(Figure contents as structured data)
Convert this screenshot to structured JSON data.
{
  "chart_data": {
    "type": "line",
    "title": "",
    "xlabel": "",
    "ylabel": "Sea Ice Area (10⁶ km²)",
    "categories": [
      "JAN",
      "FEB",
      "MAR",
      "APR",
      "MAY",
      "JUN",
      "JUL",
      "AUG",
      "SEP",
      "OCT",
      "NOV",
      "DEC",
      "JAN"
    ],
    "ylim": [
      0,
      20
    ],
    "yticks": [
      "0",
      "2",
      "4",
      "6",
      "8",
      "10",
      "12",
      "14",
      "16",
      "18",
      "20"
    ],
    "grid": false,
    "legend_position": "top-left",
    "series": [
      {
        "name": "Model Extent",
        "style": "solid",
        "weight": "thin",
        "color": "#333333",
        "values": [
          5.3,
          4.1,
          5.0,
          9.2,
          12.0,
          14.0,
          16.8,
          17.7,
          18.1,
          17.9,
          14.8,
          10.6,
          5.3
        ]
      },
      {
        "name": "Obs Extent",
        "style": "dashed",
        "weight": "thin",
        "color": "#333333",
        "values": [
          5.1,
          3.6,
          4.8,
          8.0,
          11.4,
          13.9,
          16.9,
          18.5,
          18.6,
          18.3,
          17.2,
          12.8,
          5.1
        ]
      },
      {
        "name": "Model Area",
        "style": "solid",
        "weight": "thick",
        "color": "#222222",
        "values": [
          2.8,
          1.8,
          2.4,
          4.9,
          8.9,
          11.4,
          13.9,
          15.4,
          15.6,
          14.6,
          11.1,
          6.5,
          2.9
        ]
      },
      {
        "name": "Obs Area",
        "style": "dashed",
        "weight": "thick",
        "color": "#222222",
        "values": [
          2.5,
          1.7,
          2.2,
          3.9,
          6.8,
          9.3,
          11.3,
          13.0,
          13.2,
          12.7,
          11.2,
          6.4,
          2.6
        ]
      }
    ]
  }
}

*DIRECTIVE*: Where a line of the material above holds the string "Area", copy that line.

*REPLY TO THE EXERCISE*:
    "ylabel": "Sea Ice Area (10⁶ km²)",
        "name": "Model Area",
        "name": "Obs Area",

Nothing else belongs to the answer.